[GIVEN INSTRUCTION]
Quote the entries that follow exactly, leaving none out.

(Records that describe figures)
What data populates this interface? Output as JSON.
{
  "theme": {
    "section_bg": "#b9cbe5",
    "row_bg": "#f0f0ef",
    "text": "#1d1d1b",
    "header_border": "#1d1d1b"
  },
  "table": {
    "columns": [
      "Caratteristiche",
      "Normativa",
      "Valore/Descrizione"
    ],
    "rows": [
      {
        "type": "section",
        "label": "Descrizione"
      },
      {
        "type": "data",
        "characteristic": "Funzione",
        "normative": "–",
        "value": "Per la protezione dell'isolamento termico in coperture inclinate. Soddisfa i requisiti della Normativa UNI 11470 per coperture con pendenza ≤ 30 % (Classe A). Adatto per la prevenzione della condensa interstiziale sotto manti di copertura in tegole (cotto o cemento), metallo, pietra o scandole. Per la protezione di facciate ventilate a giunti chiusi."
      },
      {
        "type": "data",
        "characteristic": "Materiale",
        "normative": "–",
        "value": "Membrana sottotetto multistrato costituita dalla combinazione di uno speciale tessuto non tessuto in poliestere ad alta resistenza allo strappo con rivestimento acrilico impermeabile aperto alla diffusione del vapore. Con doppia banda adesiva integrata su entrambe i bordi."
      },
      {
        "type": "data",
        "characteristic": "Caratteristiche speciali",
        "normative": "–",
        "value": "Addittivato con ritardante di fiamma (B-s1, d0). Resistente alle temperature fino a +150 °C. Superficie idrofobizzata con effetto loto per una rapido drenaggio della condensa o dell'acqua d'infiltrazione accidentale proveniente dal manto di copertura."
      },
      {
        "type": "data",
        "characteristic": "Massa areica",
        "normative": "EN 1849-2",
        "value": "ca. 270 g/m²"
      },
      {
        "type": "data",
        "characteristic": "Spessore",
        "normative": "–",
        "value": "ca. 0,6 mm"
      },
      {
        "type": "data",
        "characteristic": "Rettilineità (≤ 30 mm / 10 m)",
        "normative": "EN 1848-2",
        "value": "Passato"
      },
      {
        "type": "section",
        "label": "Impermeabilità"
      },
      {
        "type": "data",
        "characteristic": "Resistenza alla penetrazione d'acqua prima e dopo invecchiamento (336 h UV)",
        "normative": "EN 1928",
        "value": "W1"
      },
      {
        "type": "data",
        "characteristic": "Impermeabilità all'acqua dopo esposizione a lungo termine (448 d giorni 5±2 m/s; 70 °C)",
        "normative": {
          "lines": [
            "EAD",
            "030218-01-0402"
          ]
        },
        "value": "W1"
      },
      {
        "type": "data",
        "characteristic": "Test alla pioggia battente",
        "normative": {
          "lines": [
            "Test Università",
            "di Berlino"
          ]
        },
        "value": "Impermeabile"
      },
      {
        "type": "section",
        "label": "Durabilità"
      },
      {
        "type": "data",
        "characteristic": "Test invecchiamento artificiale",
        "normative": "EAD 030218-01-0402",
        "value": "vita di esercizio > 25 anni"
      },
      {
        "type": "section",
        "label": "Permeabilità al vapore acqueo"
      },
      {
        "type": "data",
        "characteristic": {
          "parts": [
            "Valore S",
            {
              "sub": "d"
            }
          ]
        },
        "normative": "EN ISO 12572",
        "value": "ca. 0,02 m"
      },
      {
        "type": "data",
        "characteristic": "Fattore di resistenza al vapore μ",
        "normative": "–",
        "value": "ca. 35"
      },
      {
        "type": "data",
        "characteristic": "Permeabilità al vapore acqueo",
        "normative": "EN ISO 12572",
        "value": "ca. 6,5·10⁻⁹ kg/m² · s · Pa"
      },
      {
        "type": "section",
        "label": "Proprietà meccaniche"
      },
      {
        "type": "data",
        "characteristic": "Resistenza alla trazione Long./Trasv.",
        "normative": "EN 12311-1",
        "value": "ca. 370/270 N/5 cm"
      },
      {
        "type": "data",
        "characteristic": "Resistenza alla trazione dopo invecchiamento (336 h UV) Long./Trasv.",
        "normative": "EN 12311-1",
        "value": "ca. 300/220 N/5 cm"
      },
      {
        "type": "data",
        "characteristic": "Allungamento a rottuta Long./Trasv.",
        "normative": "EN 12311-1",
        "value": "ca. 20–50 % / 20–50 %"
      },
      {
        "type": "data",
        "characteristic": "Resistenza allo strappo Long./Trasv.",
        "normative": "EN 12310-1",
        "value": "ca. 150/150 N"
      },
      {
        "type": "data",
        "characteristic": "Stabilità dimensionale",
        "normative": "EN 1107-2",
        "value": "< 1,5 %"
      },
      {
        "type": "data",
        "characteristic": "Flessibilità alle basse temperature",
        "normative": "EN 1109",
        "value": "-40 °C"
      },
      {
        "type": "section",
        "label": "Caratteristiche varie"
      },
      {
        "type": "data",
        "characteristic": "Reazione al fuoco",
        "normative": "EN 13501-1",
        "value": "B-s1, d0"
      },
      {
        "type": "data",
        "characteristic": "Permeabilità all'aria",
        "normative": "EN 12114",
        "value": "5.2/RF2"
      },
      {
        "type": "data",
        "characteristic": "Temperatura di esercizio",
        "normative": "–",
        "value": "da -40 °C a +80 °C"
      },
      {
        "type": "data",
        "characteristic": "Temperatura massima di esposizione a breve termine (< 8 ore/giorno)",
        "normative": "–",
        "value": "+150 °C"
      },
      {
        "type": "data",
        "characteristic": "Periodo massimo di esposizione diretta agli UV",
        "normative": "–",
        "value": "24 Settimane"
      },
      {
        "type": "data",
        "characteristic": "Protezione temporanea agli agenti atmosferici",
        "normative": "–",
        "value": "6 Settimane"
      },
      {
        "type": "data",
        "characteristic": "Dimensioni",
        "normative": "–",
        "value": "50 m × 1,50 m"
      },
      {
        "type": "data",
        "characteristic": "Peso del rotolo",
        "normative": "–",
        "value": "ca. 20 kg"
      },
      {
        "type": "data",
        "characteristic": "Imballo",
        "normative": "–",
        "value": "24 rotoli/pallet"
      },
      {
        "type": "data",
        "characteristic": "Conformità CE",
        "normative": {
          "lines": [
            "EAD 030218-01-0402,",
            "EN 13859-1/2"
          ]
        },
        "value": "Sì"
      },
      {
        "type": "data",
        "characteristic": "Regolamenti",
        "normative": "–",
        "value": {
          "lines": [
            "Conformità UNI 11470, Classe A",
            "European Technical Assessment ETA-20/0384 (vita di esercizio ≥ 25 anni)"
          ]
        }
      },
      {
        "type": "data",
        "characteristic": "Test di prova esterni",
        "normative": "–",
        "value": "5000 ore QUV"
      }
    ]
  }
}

[RESULT]
What data populates this interface? Output as JSON.
{
  "theme": {
    "section_bg": "#b9cbe5",
    "row_bg": "#f0f0ef",
    "text": "#1d1d1b",
    "header_border": "#1d1d1b"
  },
  "table": {
    "columns": [
      "Caratteristiche",
      "Normativa",
      "Valore/Descrizione"
    ],
    "rows": [
      {
        "type": "section",
        "label": "Descrizione"
      },
      {
        "type": "data",
        "characteristic": "Funzione",
        "normative": "–",
        "value": "Per la protezione dell'isolamento termico in coperture inclinate. Soddisfa i requisiti della Normativa UNI 11470 per coperture con pendenza ≤ 30 % (Classe A). Adatto per la prevenzione della condensa interstiziale sotto manti di copertura in tegole (cotto o cemento), metallo, pietra o scandole. Per la protezione di facciate ventilate a giunti chiusi."
      },
      {
        "type": "data",
        "characteristic": "Materiale",
        "normative": "–",
        "value": "Membrana sottotetto multistrato costituita dalla combinazione di uno speciale tessuto non tessuto in poliestere ad alta resistenza allo strappo con rivestimento acrilico impermeabile aperto alla diffusione del vapore. Con doppia banda adesiva integrata su entrambe i bordi."
      },
      {
        "type": "data",
        "characteristic": "Caratteristiche speciali",
        "normative": "–",
        "value": "Addittivato con ritardante di fiamma (B-s1, d0). Resistente alle temperature fino a +150 °C. Superficie idrofobizzata con effetto loto per una rapido drenaggio della condensa o dell'acqua d'infiltrazione accidentale proveniente dal manto di copertura."
      },
      {
        "type": "data",
        "characteristic": "Massa areica",
        "normative": "EN 1849-2",
        "value": "ca. 270 g/m²"
      },
      {
        "type": "data",
        "characteristic": "Spessore",
        "normative": "–",
        "value": "ca. 0,6 mm"
      },
      {
        "type": "data",
        "characteristic": "Rettilineità (≤ 30 mm / 10 m)",
        "normative": "EN 1848-2",
        "value": "Passato"
      },
      {
        "type": "section",
        "label": "Impermeabilità"
      },
      {
        "type": "data",
        "characteristic": "Resistenza alla penetrazione d'acqua prima e dopo invecchiamento (336 h UV)",
        "normative": "EN 1928",
        "value": "W1"
      },
      {
        "type": "data",
        "characteristic": "Impermeabilità all'acqua dopo esposizione a lungo termine (448 d giorni 5±2 m/s; 70 °C)",
        "normative": {
          "lines": [
            "EAD",
            "030218-01-0402"
          ]
        },
        "value": "W1"
      },
      {
        "type": "data",
        "characteristic": "Test alla pioggia battente",
        "normative": {
          "lines": [
            "Test Università",
            "di Berlino"
          ]
        },
        "value": "Impermeabile"
      },
      {
        "type": "section",
        "label": "Durabilità"
      },
      {
        "type": "data",
        "characteristic": "Test invecchiamento artificiale",
        "normative": "EAD 030218-01-0402",
        "value": "vita di esercizio > 25 anni"
      },
      {
        "type": "section",
        "label": "Permeabilità al vapore acqueo"
      },
      {
        "type": "data",
        "characteristic": {
          "parts": [
            "Valore S",
            {
              "sub": "d"
            }
          ]
        },
        "normative": "EN ISO 12572",
        "value": "ca. 0,02 m"
      },
      {
        "type": "data",
        "characteristic": "Fattore di resistenza al vapore μ",
        "normative": "–",
        "value": "ca. 35"
      },
      {
        "type": "data",
        "characteristic": "Permeabilità al vapore acqueo",
        "normative": "EN ISO 12572",
        "value": "ca. 6,5·10⁻⁹ kg/m² · s · Pa"
      },
      {
        "type": "section",
        "label": "Proprietà meccaniche"
      },
      {
        "type": "data",
        "characteristic": "Resistenza alla trazione Long./Trasv.",
        "normative": "EN 12311-1",
        "value": "ca. 370/270 N/5 cm"
      },
      {
        "type": "data",
        "characteristic": "Resistenza alla trazione dopo invecchiamento (336 h UV) Long./Trasv.",
        "normative": "EN 12311-1",
        "value": "ca. 300/220 N/5 cm"
      },
      {
        "type": "data",
        "characteristic": "Allungamento a rottuta Long./Trasv.",
        "normative": "EN 12311-1",
        "value": "ca. 20–50 % / 20–50 %"
      },
      {
        "type": "data",
        "characteristic": "Resistenza allo strappo Long./Trasv.",
        "normative": "EN 12310-1",
        "value": "ca. 150/150 N"
      },
      {
        "type": "data",
        "characteristic": "Stabilità dimensionale",
        "normative": "EN 1107-2",
        "value": "< 1,5 %"
      },
      {
        "type": "data",
        "characteristic": "Flessibilità alle basse temperature",
        "normative": "EN 1109",
        "value": "-40 °C"
      },
      {
        "type": "section",
        "label": "Caratteristiche varie"
      },
      {
        "type": "data",
        "characteristic": "Reazione al fuoco",
        "normative": "EN 13501-1",
        "value": "B-s1, d0"
      },
      {
        "type": "data",
        "characteristic": "Permeabilità all'aria",
        "normative": "EN 12114",
        "value": "5.2/RF2"
      },
      {
        "type": "data",
        "characteristic": "Temperatura di esercizio",
        "normative": "–",
        "value": "da -40 °C a +80 °C"
      },
      {
        "type": "data",
        "characteristic": "Temperatura massima di esposizione a breve termine (< 8 ore/giorno)",
        "normative": "–",
        "value": "+150 °C"
      },
      {
        "type": "data",
        "characteristic": "Periodo massimo di esposizione diretta agli UV",
        "normative": "–",
        "value": "24 Settimane"
      },
      {
        "type": "data",
        "characteristic": "Protezione temporanea agli agenti atmosferici",
        "normative": "–",
        "value": "6 Settimane"
      },
      {
        "type": "data",
        "characteristic": "Dimensioni",
        "normative": "–",
        "value": "50 m × 1,50 m"
      },
      {
        "type": "data",
        "characteristic": "Peso del rotolo",
        "normative": "–",
        "value": "ca. 20 kg"
      },
      {
        "type": "data",
        "characteristic": "Imballo",
        "normative": "–",
        "value": "24 rotoli/pallet"
      },
      {
        "type": "data",
        "characteristic": "Conformità CE",
        "normative": {
          "lines": [
            "EAD 030218-01-0402,",
            "EN 13859-1/2"
          ]
        },
        "value": "Sì"
      },
      {
        "type": "data",
        "characteristic": "Regolamenti",
        "normative": "–",
        "value": {
          "lines": [
            "Conformità UNI 11470, Classe A",
            "European Technical Assessment ETA-20/0384 (vita di esercizio ≥ 25 anni)"
          ]
        }
      },
      {
        "type": "data",
        "characteristic": "Test di prova esterni",
        "normative": "–",
        "value": "5000 ore QUV"
      }
    ]
  }
}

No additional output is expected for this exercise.